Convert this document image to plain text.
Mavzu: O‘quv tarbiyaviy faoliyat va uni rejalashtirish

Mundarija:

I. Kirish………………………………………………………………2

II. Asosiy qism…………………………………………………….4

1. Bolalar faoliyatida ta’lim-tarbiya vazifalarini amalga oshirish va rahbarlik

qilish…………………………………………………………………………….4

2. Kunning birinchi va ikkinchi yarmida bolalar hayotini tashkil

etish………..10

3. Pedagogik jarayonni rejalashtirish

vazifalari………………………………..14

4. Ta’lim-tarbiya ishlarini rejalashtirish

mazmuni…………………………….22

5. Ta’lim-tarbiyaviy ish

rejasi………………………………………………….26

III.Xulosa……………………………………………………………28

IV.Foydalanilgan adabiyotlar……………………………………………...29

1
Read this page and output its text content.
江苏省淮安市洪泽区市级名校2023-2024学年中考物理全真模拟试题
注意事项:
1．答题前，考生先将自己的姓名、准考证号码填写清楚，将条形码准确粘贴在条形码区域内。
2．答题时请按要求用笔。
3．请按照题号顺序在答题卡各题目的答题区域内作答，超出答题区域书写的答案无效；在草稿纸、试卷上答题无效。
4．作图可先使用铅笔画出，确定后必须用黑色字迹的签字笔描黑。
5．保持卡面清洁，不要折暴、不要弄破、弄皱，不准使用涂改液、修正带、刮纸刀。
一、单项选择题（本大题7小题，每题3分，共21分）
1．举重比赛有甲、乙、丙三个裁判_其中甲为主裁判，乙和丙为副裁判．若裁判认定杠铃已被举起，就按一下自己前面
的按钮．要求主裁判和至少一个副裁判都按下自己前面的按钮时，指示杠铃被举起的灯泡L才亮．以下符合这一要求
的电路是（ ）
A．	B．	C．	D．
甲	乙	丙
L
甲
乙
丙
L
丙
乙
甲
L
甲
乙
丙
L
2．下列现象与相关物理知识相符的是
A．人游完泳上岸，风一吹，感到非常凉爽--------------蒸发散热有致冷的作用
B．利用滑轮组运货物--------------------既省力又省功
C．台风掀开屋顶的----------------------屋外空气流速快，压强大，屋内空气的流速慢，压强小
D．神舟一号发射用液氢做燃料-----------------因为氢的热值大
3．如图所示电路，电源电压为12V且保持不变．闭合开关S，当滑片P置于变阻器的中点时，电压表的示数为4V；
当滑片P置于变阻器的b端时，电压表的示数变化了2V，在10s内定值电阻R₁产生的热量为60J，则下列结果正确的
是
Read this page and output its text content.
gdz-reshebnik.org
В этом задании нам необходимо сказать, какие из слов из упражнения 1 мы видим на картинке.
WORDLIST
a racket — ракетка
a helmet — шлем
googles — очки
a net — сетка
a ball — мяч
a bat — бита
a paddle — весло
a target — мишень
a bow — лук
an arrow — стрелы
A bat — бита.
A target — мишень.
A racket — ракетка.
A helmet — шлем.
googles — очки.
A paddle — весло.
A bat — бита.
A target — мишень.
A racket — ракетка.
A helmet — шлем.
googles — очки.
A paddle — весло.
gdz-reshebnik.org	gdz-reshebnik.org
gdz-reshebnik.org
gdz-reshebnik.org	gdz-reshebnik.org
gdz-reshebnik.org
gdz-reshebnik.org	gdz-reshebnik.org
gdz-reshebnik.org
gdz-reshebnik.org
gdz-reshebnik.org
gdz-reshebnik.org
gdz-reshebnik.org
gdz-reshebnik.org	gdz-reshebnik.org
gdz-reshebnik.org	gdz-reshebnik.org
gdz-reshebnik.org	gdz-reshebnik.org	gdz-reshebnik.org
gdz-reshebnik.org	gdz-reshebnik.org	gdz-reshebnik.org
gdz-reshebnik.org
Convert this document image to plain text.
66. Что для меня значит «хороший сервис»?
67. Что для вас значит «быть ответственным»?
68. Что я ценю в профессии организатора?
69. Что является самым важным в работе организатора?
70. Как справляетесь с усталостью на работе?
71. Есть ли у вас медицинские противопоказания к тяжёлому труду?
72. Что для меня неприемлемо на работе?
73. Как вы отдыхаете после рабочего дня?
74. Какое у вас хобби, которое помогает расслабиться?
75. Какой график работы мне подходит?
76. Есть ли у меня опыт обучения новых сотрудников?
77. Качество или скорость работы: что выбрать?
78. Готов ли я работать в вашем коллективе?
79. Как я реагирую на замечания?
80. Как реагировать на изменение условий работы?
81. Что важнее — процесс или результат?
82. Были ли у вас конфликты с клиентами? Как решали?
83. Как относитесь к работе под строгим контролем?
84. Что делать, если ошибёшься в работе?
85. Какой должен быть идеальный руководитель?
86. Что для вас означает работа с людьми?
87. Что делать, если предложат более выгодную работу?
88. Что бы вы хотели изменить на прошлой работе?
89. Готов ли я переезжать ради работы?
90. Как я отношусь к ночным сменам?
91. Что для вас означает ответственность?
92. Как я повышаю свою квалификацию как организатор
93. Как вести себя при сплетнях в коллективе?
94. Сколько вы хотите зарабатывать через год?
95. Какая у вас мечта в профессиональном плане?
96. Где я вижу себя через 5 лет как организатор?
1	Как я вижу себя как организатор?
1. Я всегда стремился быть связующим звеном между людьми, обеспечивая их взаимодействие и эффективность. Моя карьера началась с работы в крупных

**Your task**
Find and copy each line above that includes the string "организатора".

**Exercise response**
68. Что я ценю в профессии организатора?
69. Что является самым важным в работе организатора?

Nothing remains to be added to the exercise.